Stored data:
+ + + + +

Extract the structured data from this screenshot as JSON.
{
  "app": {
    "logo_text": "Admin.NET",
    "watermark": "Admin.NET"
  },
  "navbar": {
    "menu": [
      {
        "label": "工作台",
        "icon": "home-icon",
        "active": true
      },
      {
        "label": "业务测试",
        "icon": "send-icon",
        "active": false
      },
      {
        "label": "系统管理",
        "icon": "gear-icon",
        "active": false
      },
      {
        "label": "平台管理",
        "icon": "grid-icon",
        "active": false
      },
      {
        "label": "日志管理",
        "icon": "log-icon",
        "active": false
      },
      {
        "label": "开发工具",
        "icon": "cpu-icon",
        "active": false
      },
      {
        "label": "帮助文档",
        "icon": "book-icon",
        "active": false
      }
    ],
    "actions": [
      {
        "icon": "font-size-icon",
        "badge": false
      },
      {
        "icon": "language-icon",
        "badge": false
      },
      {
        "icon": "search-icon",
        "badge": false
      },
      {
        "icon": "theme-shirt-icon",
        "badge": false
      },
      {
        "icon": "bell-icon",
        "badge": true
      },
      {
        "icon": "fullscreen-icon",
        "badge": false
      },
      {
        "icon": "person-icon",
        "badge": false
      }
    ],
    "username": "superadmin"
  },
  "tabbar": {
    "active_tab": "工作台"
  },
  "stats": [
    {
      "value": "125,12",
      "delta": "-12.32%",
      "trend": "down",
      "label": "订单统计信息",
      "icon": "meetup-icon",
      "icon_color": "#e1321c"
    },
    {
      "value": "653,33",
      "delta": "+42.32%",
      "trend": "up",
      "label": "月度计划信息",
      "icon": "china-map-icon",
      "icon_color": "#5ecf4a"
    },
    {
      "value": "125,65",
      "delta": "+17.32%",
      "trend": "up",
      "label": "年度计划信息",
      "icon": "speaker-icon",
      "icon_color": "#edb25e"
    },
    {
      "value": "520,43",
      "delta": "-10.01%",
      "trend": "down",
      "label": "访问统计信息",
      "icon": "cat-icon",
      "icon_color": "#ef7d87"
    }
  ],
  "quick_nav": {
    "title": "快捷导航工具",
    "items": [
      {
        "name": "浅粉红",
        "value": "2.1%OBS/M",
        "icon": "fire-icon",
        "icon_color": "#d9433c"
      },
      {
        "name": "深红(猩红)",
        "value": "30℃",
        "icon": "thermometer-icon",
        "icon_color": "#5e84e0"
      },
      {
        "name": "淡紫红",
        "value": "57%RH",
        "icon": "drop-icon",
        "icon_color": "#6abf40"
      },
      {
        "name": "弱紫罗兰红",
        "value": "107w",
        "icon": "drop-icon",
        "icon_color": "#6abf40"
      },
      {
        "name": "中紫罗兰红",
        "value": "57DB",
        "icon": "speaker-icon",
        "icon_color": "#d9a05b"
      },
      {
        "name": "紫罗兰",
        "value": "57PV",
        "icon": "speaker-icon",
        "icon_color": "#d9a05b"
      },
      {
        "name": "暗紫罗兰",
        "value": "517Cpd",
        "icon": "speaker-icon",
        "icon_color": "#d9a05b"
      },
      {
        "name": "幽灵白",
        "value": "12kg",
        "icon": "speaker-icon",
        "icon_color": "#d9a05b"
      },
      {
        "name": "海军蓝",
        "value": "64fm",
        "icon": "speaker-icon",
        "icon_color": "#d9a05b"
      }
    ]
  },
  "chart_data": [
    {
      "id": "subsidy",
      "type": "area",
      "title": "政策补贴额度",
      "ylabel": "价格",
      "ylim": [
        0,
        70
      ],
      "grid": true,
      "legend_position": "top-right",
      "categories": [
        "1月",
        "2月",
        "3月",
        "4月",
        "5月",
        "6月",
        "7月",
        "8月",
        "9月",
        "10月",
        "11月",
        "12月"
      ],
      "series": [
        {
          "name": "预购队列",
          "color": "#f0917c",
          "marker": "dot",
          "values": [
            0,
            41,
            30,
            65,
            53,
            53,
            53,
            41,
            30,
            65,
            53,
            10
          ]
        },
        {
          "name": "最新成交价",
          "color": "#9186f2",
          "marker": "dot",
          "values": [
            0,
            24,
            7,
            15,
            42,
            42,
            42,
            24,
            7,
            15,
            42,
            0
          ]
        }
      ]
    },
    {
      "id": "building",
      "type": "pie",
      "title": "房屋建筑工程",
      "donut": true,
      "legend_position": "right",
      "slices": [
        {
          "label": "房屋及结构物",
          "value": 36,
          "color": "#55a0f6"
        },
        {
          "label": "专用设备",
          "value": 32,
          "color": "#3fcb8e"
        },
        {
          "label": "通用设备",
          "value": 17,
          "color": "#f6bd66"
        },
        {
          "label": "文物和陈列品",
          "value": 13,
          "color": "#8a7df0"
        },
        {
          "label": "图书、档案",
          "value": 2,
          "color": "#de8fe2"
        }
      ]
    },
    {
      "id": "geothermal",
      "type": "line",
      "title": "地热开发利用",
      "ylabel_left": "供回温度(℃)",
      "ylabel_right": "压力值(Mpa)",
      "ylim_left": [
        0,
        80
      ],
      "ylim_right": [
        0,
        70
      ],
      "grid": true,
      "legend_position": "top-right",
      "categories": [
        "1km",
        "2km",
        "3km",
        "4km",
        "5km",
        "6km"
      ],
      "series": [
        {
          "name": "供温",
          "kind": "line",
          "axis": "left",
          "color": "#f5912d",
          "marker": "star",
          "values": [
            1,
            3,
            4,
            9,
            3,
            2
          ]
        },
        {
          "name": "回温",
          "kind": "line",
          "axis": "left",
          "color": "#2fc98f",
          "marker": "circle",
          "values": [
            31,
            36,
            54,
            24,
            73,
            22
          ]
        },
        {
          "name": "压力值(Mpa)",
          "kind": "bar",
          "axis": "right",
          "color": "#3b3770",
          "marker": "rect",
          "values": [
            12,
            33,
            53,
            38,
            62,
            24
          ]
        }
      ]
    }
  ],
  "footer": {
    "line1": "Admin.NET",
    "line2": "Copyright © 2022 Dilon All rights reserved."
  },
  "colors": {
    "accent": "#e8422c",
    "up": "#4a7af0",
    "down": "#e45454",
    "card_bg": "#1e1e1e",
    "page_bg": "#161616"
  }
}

+ + + + +

→ Task to carry out
Give the entries again in full, exactly as they are written.

→ Right answer
Extract the structured data from this screenshot as JSON.
{
  "app": {
    "logo_text": "Admin.NET",
    "watermark": "Admin.NET"
  },
  "navbar": {
    "menu": [
      {
        "label": "工作台",
        "icon": "home-icon",
        "active": true
      },
      {
        "label": "业务测试",
        "icon": "send-icon",
        "active": false
      },
      {
        "label": "系统管理",
        "icon": "gear-icon",
        "active": false
      },
      {
        "label": "平台管理",
        "icon": "grid-icon",
        "active": false
      },
      {
        "label": "日志管理",
        "icon": "log-icon",
        "active": false
      },
      {
        "label": "开发工具",
        "icon": "cpu-icon",
        "active": false
      },
      {
        "label": "帮助文档",
        "icon": "book-icon",
        "active": false
      }
    ],
    "actions": [
      {
        "icon": "font-size-icon",
        "badge": false
      },
      {
        "icon": "language-icon",
        "badge": false
      },
      {
        "icon": "search-icon",
        "badge": false
      },
      {
        "icon": "theme-shirt-icon",
        "badge": false
      },
      {
        "icon": "bell-icon",
        "badge": true
      },
      {
        "icon": "fullscreen-icon",
        "badge": false
      },
      {
        "icon": "person-icon",
        "badge": false
      }
    ],
    "username": "superadmin"
  },
  "tabbar": {
    "active_tab": "工作台"
  },
  "stats": [
    {
      "value": "125,12",
      "delta": "-12.32%",
      "trend": "down",
      "label": "订单统计信息",
      "icon": "meetup-icon",
      "icon_color": "#e1321c"
    },
    {
      "value": "653,33",
      "delta": "+42.32%",
      "trend": "up",
      "label": "月度计划信息",
      "icon": "china-map-icon",
      "icon_color": "#5ecf4a"
    },
    {
      "value": "125,65",
      "delta": "+17.32%",
      "trend": "up",
      "label": "年度计划信息",
      "icon": "speaker-icon",
      "icon_color": "#edb25e"
    },
    {
      "value": "520,43",
      "delta": "-10.01%",
      "trend": "down",
      "label": "访问统计信息",
      "icon": "cat-icon",
      "icon_color": "#ef7d87"
    }
  ],
  "quick_nav": {
    "title": "快捷导航工具",
    "items": [
      {
        "name": "浅粉红",
        "value": "2.1%OBS/M",
        "icon": "fire-icon",
        "icon_color": "#d9433c"
      },
      {
        "name": "深红(猩红)",
        "value": "30℃",
        "icon": "thermometer-icon",
        "icon_color": "#5e84e0"
      },
      {
        "name": "淡紫红",
        "value": "57%RH",
        "icon": "drop-icon",
        "icon_color": "#6abf40"
      },
      {
        "name": "弱紫罗兰红",
        "value": "107w",
        "icon": "drop-icon",
        "icon_color": "#6abf40"
      },
      {
        "name": "中紫罗兰红",
        "value": "57DB",
        "icon": "speaker-icon",
        "icon_color": "#d9a05b"
      },
      {
        "name": "紫罗兰",
        "value": "57PV",
        "icon": "speaker-icon",
        "icon_color": "#d9a05b"
      },
      {
        "name": "暗紫罗兰",
        "value": "517Cpd",
        "icon": "speaker-icon",
        "icon_color": "#d9a05b"
      },
      {
        "name": "幽灵白",
        "value": "12kg",
        "icon": "speaker-icon",
        "icon_color": "#d9a05b"
      },
      {
        "name": "海军蓝",
        "value": "64fm",
        "icon": "speaker-icon",
        "icon_color": "#d9a05b"
      }
    ]
  },
  "chart_data": [
    {
      "id": "subsidy",
      "type": "area",
      "title": "政策补贴额度",
      "ylabel": "价格",
      "ylim": [
        0,
        70
      ],
      "grid": true,
      "legend_position": "top-right",
      "categories": [
        "1月",
        "2月",
        "3月",
        "4月",
        "5月",
        "6月",
        "7月",
        "8月",
        "9月",
        "10月",
        "11月",
        "12月"
      ],
      "series": [
        {
          "name": "预购队列",
          "color": "#f0917c",
          "marker": "dot",
          "values": [
            0,
            41,
            30,
            65,
            53,
            53,
            53,
            41,
            30,
            65,
            53,
            10
          ]
        },
        {
          "name": "最新成交价",
          "color": "#9186f2",
          "marker": "dot",
          "values": [
            0,
            24,
            7,
            15,
            42,
            42,
            42,
            24,
            7,
            15,
            42,
            0
          ]
        }
      ]
    },
    {
      "id": "building",
      "type": "pie",
      "title": "房屋建筑工程",
      "donut": true,
      "legend_position": "right",
      "slices": [
        {
          "label": "房屋及结构物",
          "value": 36,
          "color": "#55a0f6"
        },
        {
          "label": "专用设备",
          "value": 32,
          "color": "#3fcb8e"
        },
        {
          "label": "通用设备",
          "value": 17,
          "color": "#f6bd66"
        },
        {
          "label": "文物和陈列品",
          "value": 13,
          "color": "#8a7df0"
        },
        {
          "label": "图书、档案",
          "value": 2,
          "color": "#de8fe2"
        }
      ]
    },
    {
      "id": "geothermal",
      "type": "line",
      "title": "地热开发利用",
      "ylabel_left": "供回温度(℃)",
      "ylabel_right": "压力值(Mpa)",
      "ylim_left": [
        0,
        80
      ],
      "ylim_right": [
        0,
        70
      ],
      "grid": true,
      "legend_position": "top-right",
      "categories": [
        "1km",
        "2km",
        "3km",
        "4km",
        "5km",
        "6km"
      ],
      "series": [
        {
          "name": "供温",
          "kind": "line",
          "axis": "left",
          "color": "#f5912d",
          "marker": "star",
          "values": [
            1,
            3,
            4,
            9,
            3,
            2
          ]
        },
        {
          "name": "回温",
          "kind": "line",
          "axis": "left",
          "color": "#2fc98f",
          "marker": "circle",
          "values": [
            31,
            36,
            54,
            24,
            73,
            22
          ]
        },
        {
          "name": "压力值(Mpa)",
          "kind": "bar",
          "axis": "right",
          "color": "#3b3770",
          "marker": "rect",
          "values": [
            12,
            33,
            53,
            38,
            62,
            24
          ]
        }
      ]
    }
  ],
  "footer": {
    "line1": "Admin.NET",
    "line2": "Copyright © 2022 Dilon All rights reserved."
  },
  "colors": {
    "accent": "#e8422c",
    "up": "#4a7af0",
    "down": "#e45454",
    "card_bg": "#1e1e1e",
    "page_bg": "#161616"
  }
}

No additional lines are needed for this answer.